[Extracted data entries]
— BEGIN —

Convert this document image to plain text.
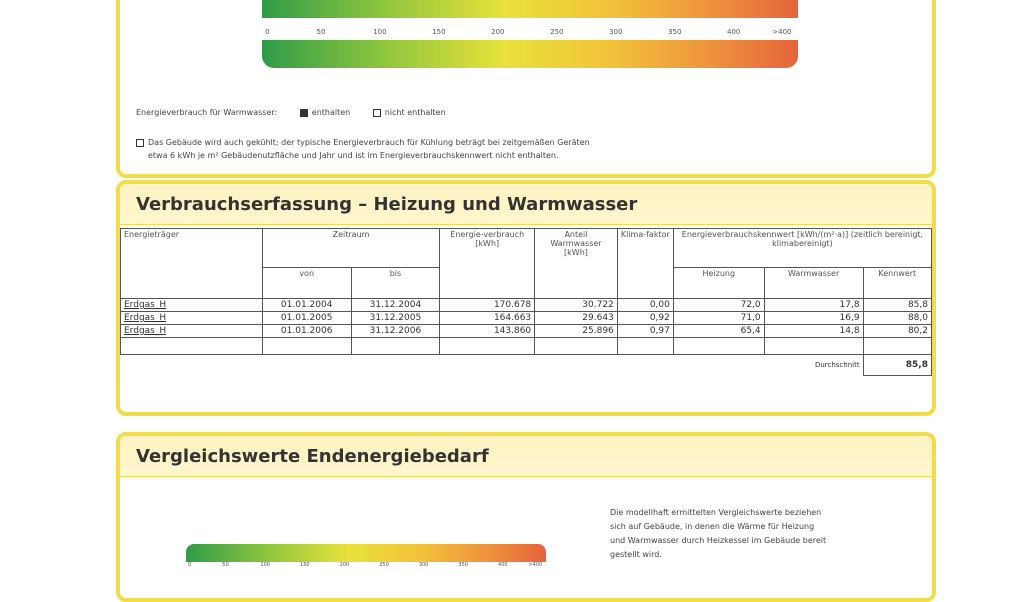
0	50	100	150	200	250	300	350	400	>400
Energieverbrauch für Warmwasser:	enthalten	nicht enthalten
Das Gebäude wird auch gekühlt; der typische Energieverbrauch für Kühlung beträgt bei zeitgemäßen Geräten
etwa 6 kWh je m² Gebäudenutzfläche und Jahr und ist im Energieverbrauchskennwert nicht enthalten.
Verbrauchserfassung – Heizung und Warmwasser
Energieträger	Zeitraum		Energie-verbrauch [kWh]	Anteil Warmwasser [kWh]	Klima-faktor	Energieverbrauchskennwert [kWh/(m²·a)] (zeitlich bereinigt, klimabereinigt)		
	von	bis				Heizung	Warmwasser	Kennwert
Erdgas_H	01.01.2004	31.12.2004	170.678	30.722	0,00	72,0	17,8	85,8
Erdgas_H	01.01.2005	31.12.2005	164.663	29.643	0,92	71,0	16,9	88,0
Erdgas_H	01.01.2006	31.12.2006	143.860	25.896	0,97	65,4	14,8	80,2

Durchschnitt								85,8
Vergleichswerte Endenergiebedarf
0	50	100	150	200	250	300	350	400	>400
Die modellhaft ermittelten Vergleichswerte beziehen
sich auf Gebäude, in denen die Wärme für Heizung
und Warmwasser durch Heizkessel im Gebäude bereit
gestellt wird.
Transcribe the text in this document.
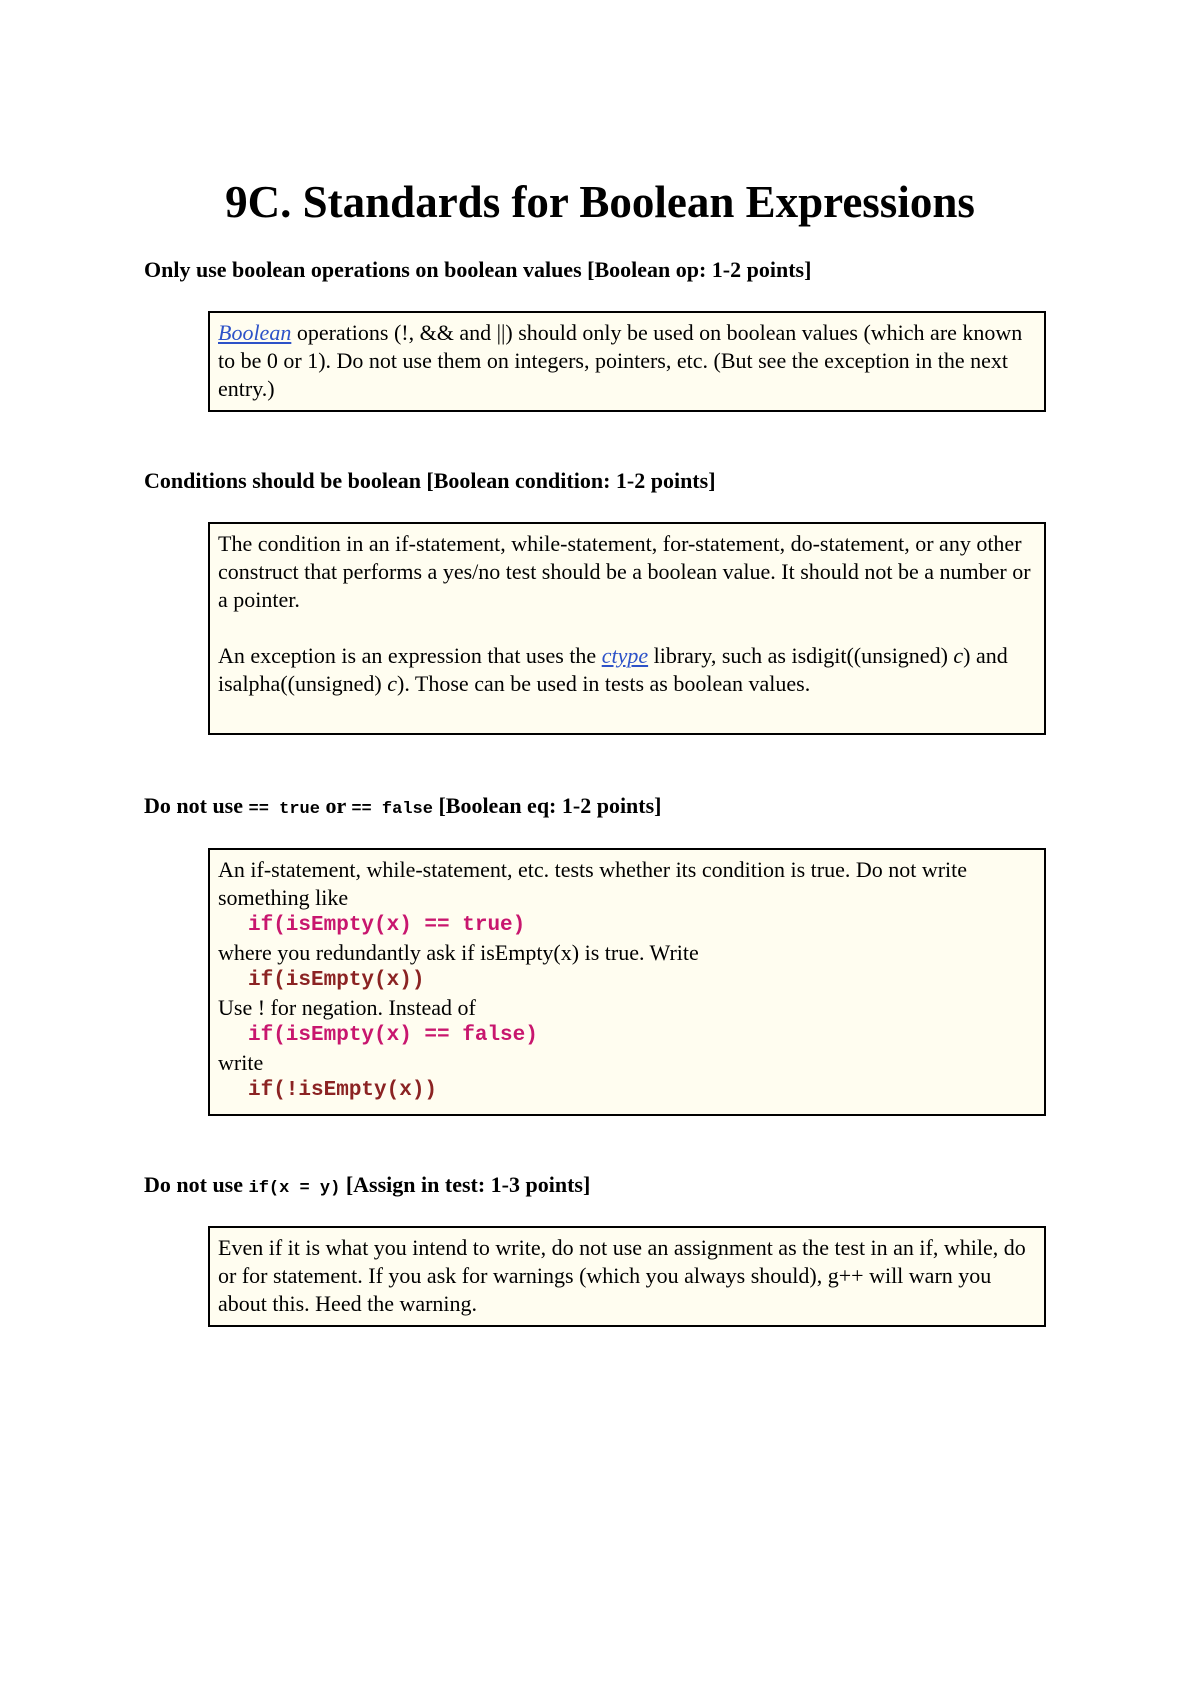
9C. Standards for Boolean Expressions
Only use boolean operations on boolean values [Boolean op: 1-2 points]

Boolean operations (!, && and ||) should only be used on boolean values (which are known to be 0 or 1). Do not use them on integers, pointers, etc. (But see the exception in the next entry.)

Conditions should be boolean [Boolean condition: 1-2 points]

The condition in an if-statement, while-statement, for-statement, do-statement, or any other construct that performs a yes/no test should be a boolean value. It should not be a number or a pointer.

An exception is an expression that uses the ctype library, such as isdigit((unsigned) c) and isalpha((unsigned) c). Those can be used in tests as boolean values.

Do not use == true or == false [Boolean eq: 1-2 points]

An if-statement, while-statement, etc. tests whether its condition is true. Do not write something like

if(isEmpty(x) == true)

where you redundantly ask if isEmpty(x) is true. Write

if(isEmpty(x))

Use ! for negation. Instead of

if(isEmpty(x) == false)

write

if(!isEmpty(x))
Do not use if(x = y) [Assign in test: 1-3 points]

Even if it is what you intend to write, do not use an assignment as the test in an if, while, do or for statement. If you ask for warnings (which you always should), g++ will warn you about this. Heed the warning.
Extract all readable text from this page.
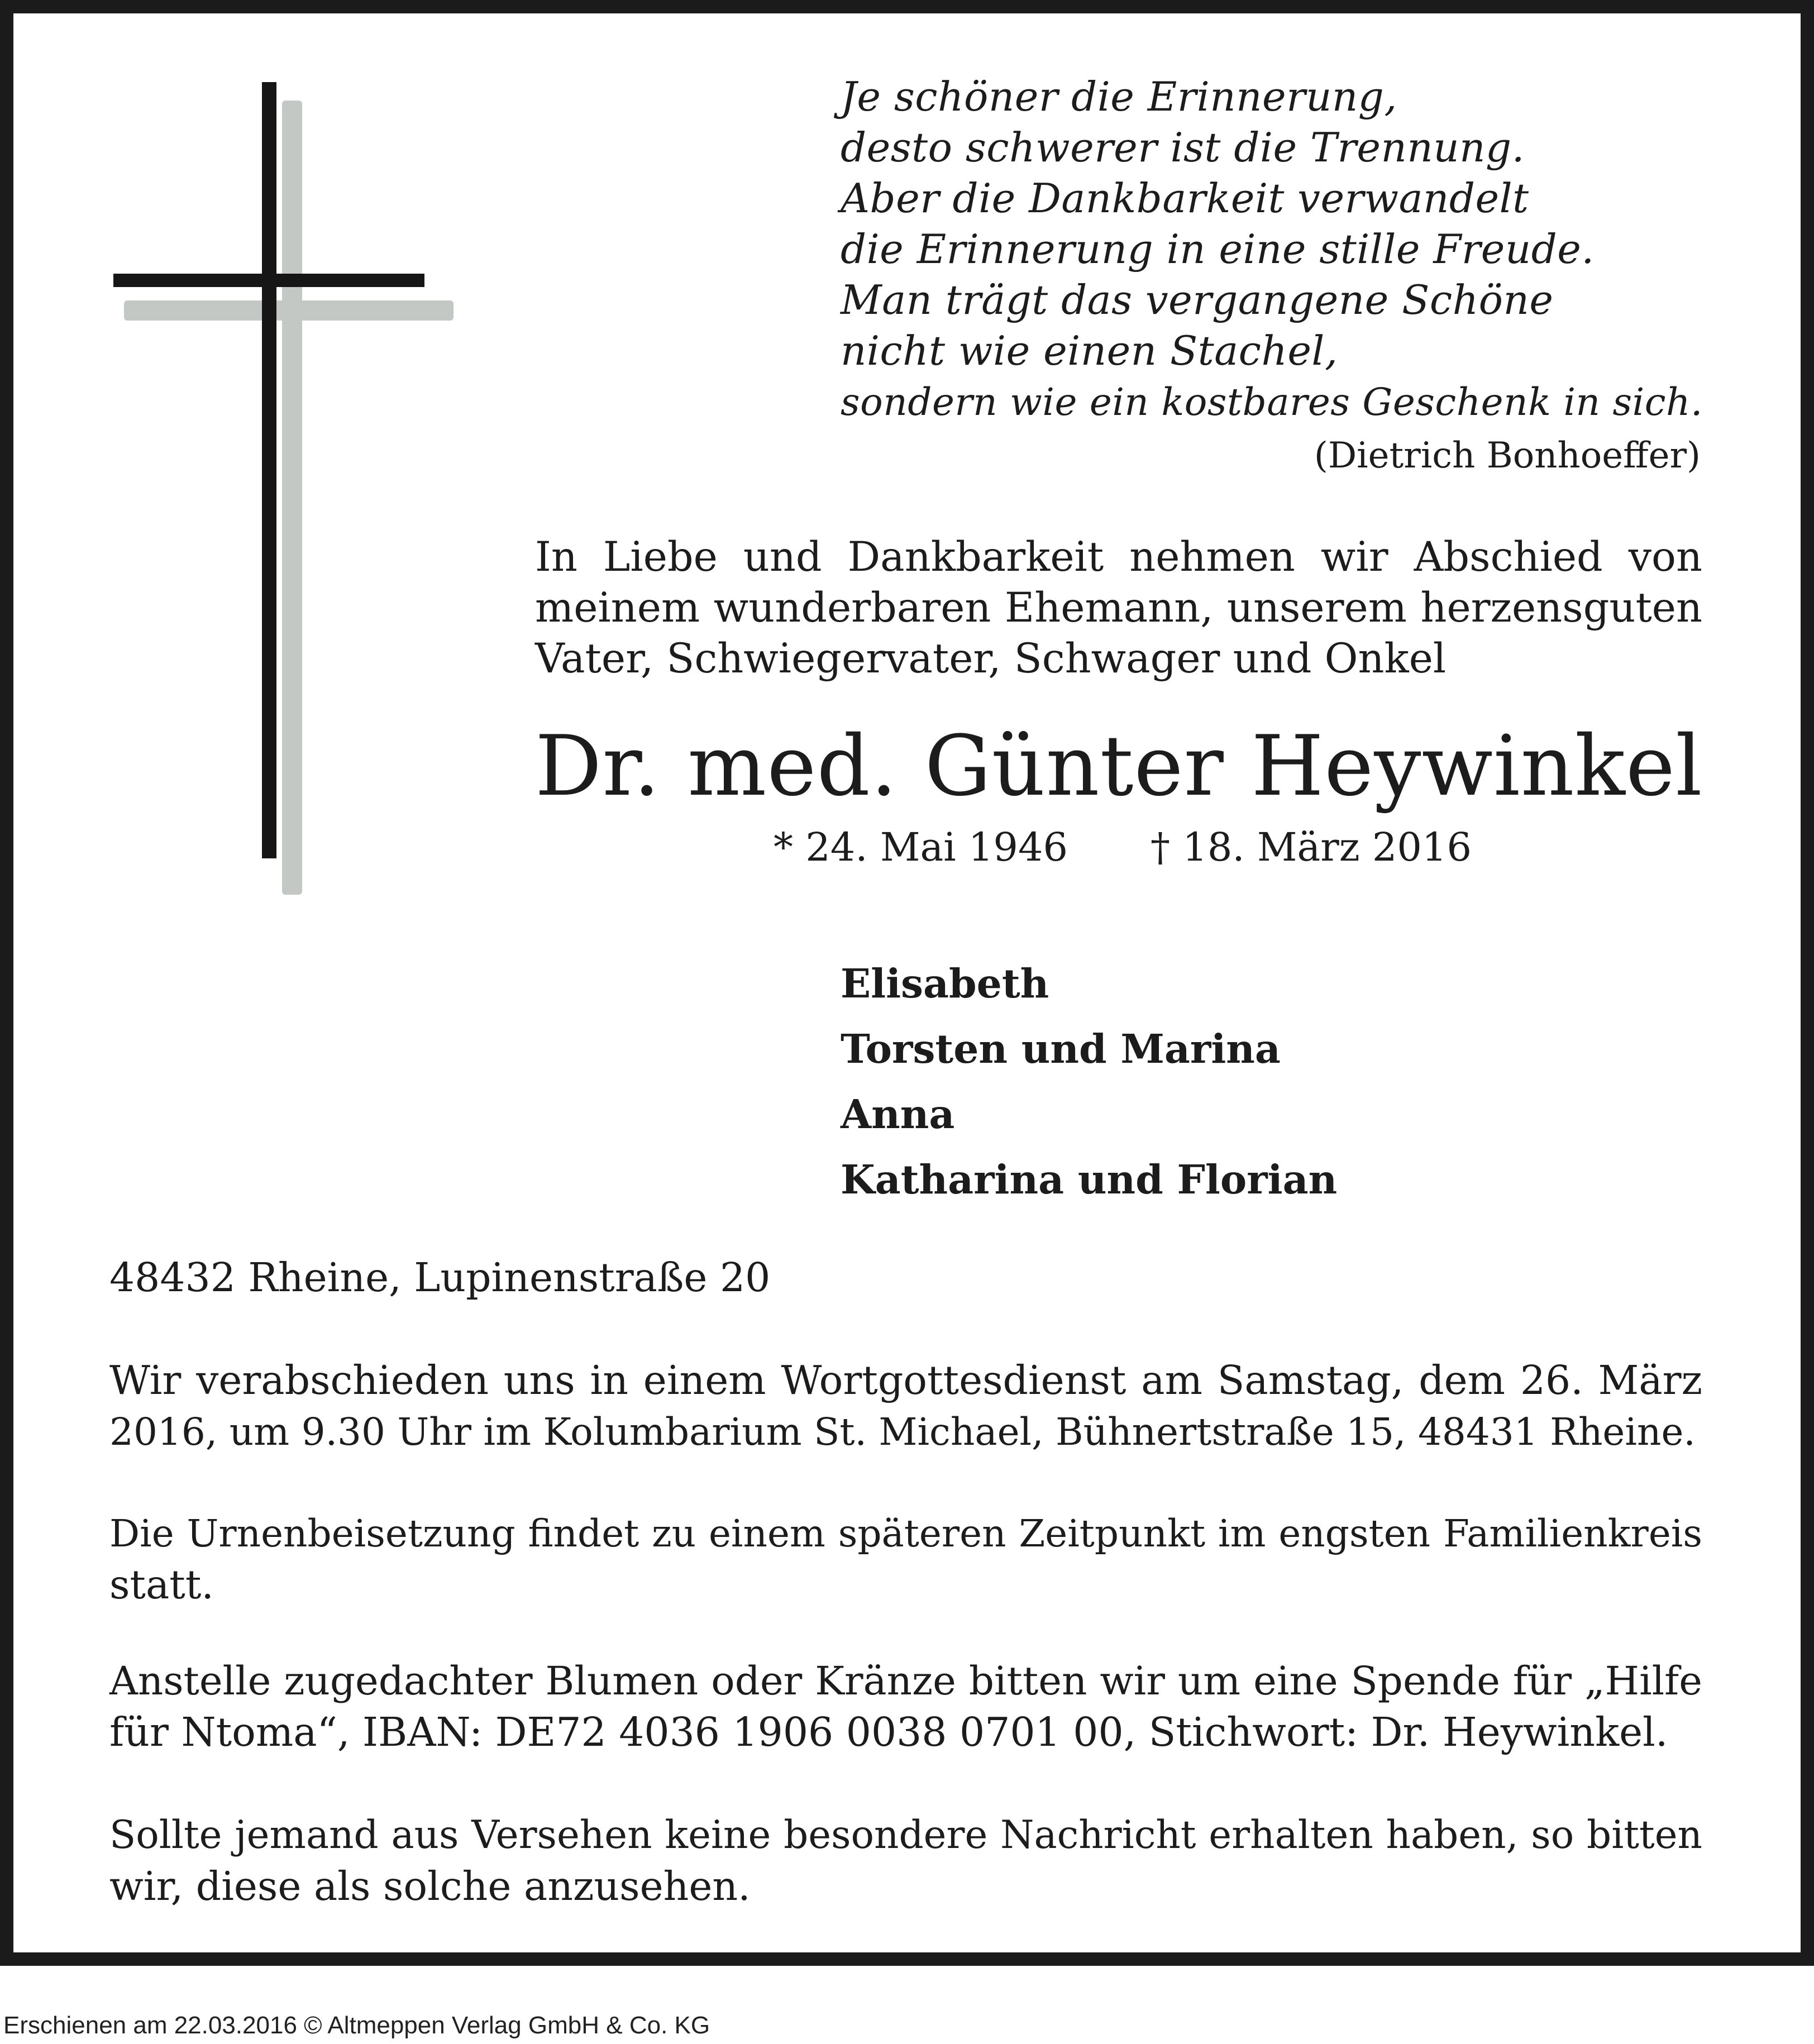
Je schöner die Erinnerung,
desto schwerer ist die Trennung.
Aber die Dankbarkeit verwandelt
die Erinnerung in eine stille Freude.
Man trägt das vergangene Schöne
nicht wie einen Stachel,
sondern wie ein kostbares Geschenk in sich.
(Dietrich Bonhoeffer)
In Liebe und Dankbarkeit nehmen wir Abschied von
meinem wunderbaren Ehemann, unserem herzensguten
Vater, Schwiegervater, Schwager und Onkel
Dr. med. Günter Heywinkel
* 24. Mai 1946 † 18. März 2016
Elisabeth
Torsten und Marina
Anna
Katharina und Florian
48432 Rheine, Lupinenstraße 20
Wir verabschieden uns in einem Wortgottesdienst am Samstag, dem 26. März
2016, um 9.30 Uhr im Kolumbarium St. Michael, Bühnertstraße 15, 48431 Rheine.
Die Urnenbeisetzung findet zu einem späteren Zeitpunkt im engsten Familienkreis
statt.
Anstelle zugedachter Blumen oder Kränze bitten wir um eine Spende für „Hilfe
für Ntoma“, IBAN: DE72 4036 1906 0038 0701 00, Stichwort: Dr. Heywinkel.
Sollte jemand aus Versehen keine besondere Nachricht erhalten haben, so bitten
wir, diese als solche anzusehen.
Erschienen am 22.03.2016 © Altmeppen Verlag GmbH & Co. KG
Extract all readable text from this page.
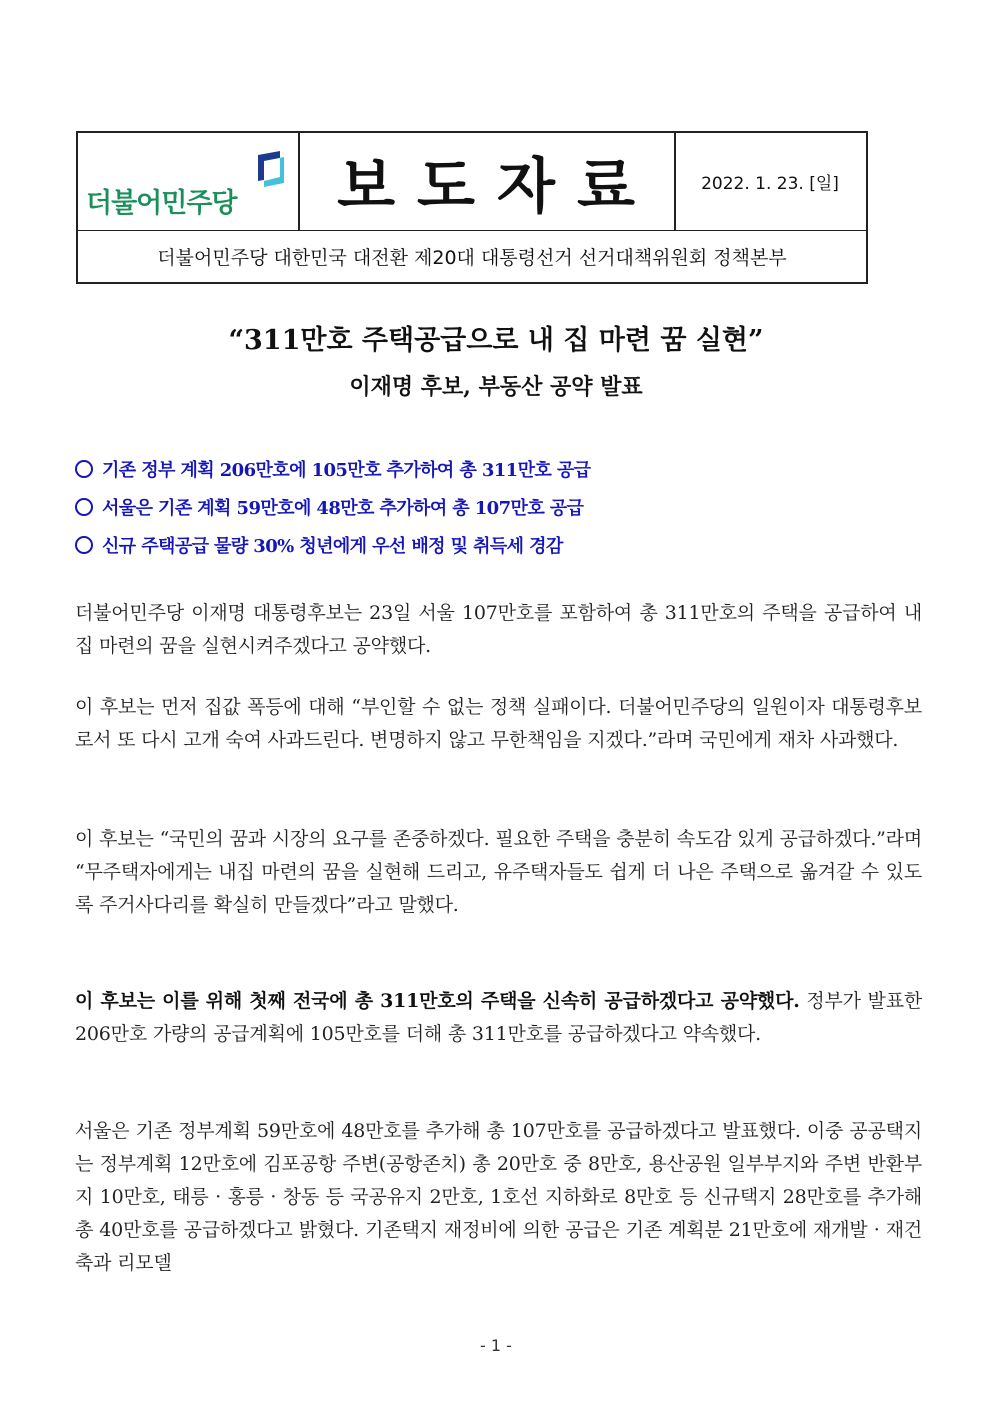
더불어민주당 보도자료	2022. 1. 23. [일]
더불어민주당 대한민국 대전환 제20대 대통령선거 선거대책위원회 정책본부
“311만호 주택공급으로 내 집 마련 꿈 실현”
이재명 후보, 부동산 공약 발표
기존 정부 계획 206만호에 105만호 추가하여 총 311만호 공급
서울은 기존 계획 59만호에 48만호 추가하여 총 107만호 공급
신규 주택공급 물량 30% 청년에게 우선 배정 및 취득세 경감
더불어민주당 이재명 대통령후보는 23일 서울 107만호를 포함하여 총 311만호의 주택을 공급하여 내집 마련의 꿈을 실현시켜주겠다고 공약했다.
이 후보는 먼저 집값 폭등에 대해 “부인할 수 없는 정책 실패이다. 더불어민주당의 일원이자 대통령후보로서 또 다시 고개 숙여 사과드린다. 변명하지 않고 무한책임을 지겠다.”라며 국민에게 재차 사과했다.
이 후보는 “국민의 꿈과 시장의 요구를 존중하겠다. 필요한 주택을 충분히 속도감 있게 공급하겠다.”라며 “무주택자에게는 내집 마련의 꿈을 실현해 드리고, 유주택자들도 쉽게 더 나은 주택으로 옮겨갈 수 있도록 주거사다리를 확실히 만들겠다”라고 말했다.
이 후보는 이를 위해 첫째 전국에 총 311만호의 주택을 신속히 공급하겠다고 공약했다. 정부가 발표한 206만호 가량의 공급계획에 105만호를 더해 총 311만호를 공급하겠다고 약속했다.
서울은 기존 정부계획 59만호에 48만호를 추가해 총 107만호를 공급하겠다고 발표했다. 이중 공공택지는 정부계획 12만호에 김포공항 주변(공항존치) 총 20만호 중 8만호, 용산공원 일부부지와 주변 반환부지 10만호, 태릉 · 홍릉 · 창동 등 국공유지 2만호, 1호선 지하화로 8만호 등 신규택지 28만호를 추가해 총 40만호를 공급하겠다고 밝혔다. 기존택지 재정비에 의한 공급은 기존 계획분 21만호에 재개발 · 재건축과 리모델
- 1 -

— END —

▶ OBJECTIVE
Copy every line of the listing that includes the string "공급하겠다고".

▶ EXPECTED OUTPUT
이 후보는 이를 위해 첫째 전국에 총 311만호의 주택을 신속히 공급하겠다고 공약했다. 정부가 발표한 206만호 가량의 공급계획에 105만호를 더해 총 311만호를 공급하겠다고 약속했다.
서울은 기존 정부계획 59만호에 48만호를 추가해 총 107만호를 공급하겠다고 발표했다. 이중 공공택지는 정부계획 12만호에 김포공항 주변(공항존치) 총 20만호 중 8만호, 용산공원 일부부지와 주변 반환부지 10만호, 태릉 · 홍릉 · 창동 등 국공유지 2만호, 1호선 지하화로 8만호 등 신규택지 28만호를 추가해 총 40만호를 공급하겠다고 밝혔다. 기존택지 재정비에 의한 공급은 기존 계획분 21만호에 재개발 · 재건축과 리모델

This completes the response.